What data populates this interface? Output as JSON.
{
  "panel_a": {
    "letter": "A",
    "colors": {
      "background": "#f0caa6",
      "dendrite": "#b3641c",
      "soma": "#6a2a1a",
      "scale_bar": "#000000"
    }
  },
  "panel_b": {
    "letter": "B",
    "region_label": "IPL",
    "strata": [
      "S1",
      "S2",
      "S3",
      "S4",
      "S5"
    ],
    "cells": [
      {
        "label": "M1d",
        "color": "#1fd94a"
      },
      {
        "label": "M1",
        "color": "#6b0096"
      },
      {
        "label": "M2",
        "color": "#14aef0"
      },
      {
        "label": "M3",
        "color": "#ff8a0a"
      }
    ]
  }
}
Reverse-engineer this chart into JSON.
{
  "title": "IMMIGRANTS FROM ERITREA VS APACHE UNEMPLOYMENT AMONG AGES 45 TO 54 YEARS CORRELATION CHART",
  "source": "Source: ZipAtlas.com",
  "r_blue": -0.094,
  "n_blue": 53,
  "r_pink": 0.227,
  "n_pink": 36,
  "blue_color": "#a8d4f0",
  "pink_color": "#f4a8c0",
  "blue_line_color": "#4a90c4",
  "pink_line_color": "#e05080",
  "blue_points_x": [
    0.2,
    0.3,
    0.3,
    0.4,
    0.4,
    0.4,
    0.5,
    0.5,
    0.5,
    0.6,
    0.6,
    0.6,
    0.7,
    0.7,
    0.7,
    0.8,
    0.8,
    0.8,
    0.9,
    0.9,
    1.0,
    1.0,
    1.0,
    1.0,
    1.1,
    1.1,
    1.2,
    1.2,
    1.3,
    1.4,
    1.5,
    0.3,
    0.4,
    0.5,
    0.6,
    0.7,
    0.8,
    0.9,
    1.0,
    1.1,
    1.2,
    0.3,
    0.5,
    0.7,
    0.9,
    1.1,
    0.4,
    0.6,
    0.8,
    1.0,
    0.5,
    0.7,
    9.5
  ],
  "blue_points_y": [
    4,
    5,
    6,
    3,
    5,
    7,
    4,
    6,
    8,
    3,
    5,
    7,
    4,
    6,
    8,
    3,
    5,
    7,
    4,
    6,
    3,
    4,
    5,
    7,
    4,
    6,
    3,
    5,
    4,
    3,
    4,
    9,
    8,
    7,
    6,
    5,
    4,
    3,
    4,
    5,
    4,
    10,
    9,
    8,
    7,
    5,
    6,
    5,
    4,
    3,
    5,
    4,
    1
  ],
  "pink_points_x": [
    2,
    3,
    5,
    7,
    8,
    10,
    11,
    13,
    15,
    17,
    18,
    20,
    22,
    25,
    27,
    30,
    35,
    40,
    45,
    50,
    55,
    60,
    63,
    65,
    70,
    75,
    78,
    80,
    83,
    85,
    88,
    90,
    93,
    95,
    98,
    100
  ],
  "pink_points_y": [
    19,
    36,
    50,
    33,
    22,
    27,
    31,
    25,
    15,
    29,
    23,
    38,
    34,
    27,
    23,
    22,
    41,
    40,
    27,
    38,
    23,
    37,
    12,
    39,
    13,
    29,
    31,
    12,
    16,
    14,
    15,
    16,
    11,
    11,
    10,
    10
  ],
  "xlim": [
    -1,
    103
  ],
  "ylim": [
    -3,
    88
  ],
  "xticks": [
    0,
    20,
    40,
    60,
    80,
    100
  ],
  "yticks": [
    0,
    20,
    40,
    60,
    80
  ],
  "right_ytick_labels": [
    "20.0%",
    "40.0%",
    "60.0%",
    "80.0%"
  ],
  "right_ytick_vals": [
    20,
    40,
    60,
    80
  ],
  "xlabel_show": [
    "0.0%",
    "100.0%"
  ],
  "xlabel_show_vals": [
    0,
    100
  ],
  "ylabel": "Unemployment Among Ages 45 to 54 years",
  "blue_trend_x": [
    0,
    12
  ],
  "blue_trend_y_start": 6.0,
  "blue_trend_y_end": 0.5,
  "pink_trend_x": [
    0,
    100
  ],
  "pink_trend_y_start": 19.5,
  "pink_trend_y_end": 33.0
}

▶ [TASK INSTRUCTIONS]
Write out all the entries exactly.

▶ [WRITTEN RESPONSE]
What data populates this interface? Output as JSON.
{
  "panel_a": {
    "letter": "A",
    "colors": {
      "background": "#f0caa6",
      "dendrite": "#b3641c",
      "soma": "#6a2a1a",
      "scale_bar": "#000000"
    }
  },
  "panel_b": {
    "letter": "B",
    "region_label": "IPL",
    "strata": [
      "S1",
      "S2",
      "S3",
      "S4",
      "S5"
    ],
    "cells": [
      {
        "label": "M1d",
        "color": "#1fd94a"
      },
      {
        "label": "M1",
        "color": "#6b0096"
      },
      {
        "label": "M2",
        "color": "#14aef0"
      },
      {
        "label": "M3",
        "color": "#ff8a0a"
      }
    ]
  }
}
Reverse-engineer this chart into JSON.
{
  "title": "IMMIGRANTS FROM ERITREA VS APACHE UNEMPLOYMENT AMONG AGES 45 TO 54 YEARS CORRELATION CHART",
  "source": "Source: ZipAtlas.com",
  "r_blue": -0.094,
  "n_blue": 53,
  "r_pink": 0.227,
  "n_pink": 36,
  "blue_color": "#a8d4f0",
  "pink_color": "#f4a8c0",
  "blue_line_color": "#4a90c4",
  "pink_line_color": "#e05080",
  "blue_points_x": [
    0.2,
    0.3,
    0.3,
    0.4,
    0.4,
    0.4,
    0.5,
    0.5,
    0.5,
    0.6,
    0.6,
    0.6,
    0.7,
    0.7,
    0.7,
    0.8,
    0.8,
    0.8,
    0.9,
    0.9,
    1.0,
    1.0,
    1.0,
    1.0,
    1.1,
    1.1,
    1.2,
    1.2,
    1.3,
    1.4,
    1.5,
    0.3,
    0.4,
    0.5,
    0.6,
    0.7,
    0.8,
    0.9,
    1.0,
    1.1,
    1.2,
    0.3,
    0.5,
    0.7,
    0.9,
    1.1,
    0.4,
    0.6,
    0.8,
    1.0,
    0.5,
    0.7,
    9.5
  ],
  "blue_points_y": [
    4,
    5,
    6,
    3,
    5,
    7,
    4,
    6,
    8,
    3,
    5,
    7,
    4,
    6,
    8,
    3,
    5,
    7,
    4,
    6,
    3,
    4,
    5,
    7,
    4,
    6,
    3,
    5,
    4,
    3,
    4,
    9,
    8,
    7,
    6,
    5,
    4,
    3,
    4,
    5,
    4,
    10,
    9,
    8,
    7,
    5,
    6,
    5,
    4,
    3,
    5,
    4,
    1
  ],
  "pink_points_x": [
    2,
    3,
    5,
    7,
    8,
    10,
    11,
    13,
    15,
    17,
    18,
    20,
    22,
    25,
    27,
    30,
    35,
    40,
    45,
    50,
    55,
    60,
    63,
    65,
    70,
    75,
    78,
    80,
    83,
    85,
    88,
    90,
    93,
    95,
    98,
    100
  ],
  "pink_points_y": [
    19,
    36,
    50,
    33,
    22,
    27,
    31,
    25,
    15,
    29,
    23,
    38,
    34,
    27,
    23,
    22,
    41,
    40,
    27,
    38,
    23,
    37,
    12,
    39,
    13,
    29,
    31,
    12,
    16,
    14,
    15,
    16,
    11,
    11,
    10,
    10
  ],
  "xlim": [
    -1,
    103
  ],
  "ylim": [
    -3,
    88
  ],
  "xticks": [
    0,
    20,
    40,
    60,
    80,
    100
  ],
  "yticks": [
    0,
    20,
    40,
    60,
    80
  ],
  "right_ytick_labels": [
    "20.0%",
    "40.0%",
    "60.0%",
    "80.0%"
  ],
  "right_ytick_vals": [
    20,
    40,
    60,
    80
  ],
  "xlabel_show": [
    "0.0%",
    "100.0%"
  ],
  "xlabel_show_vals": [
    0,
    100
  ],
  "ylabel": "Unemployment Among Ages 45 to 54 years",
  "blue_trend_x": [
    0,
    12
  ],
  "blue_trend_y_start": 6.0,
  "blue_trend_y_end": 0.5,
  "pink_trend_x": [
    0,
    100
  ],
  "pink_trend_y_start": 19.5,
  "pink_trend_y_end": 33.0
}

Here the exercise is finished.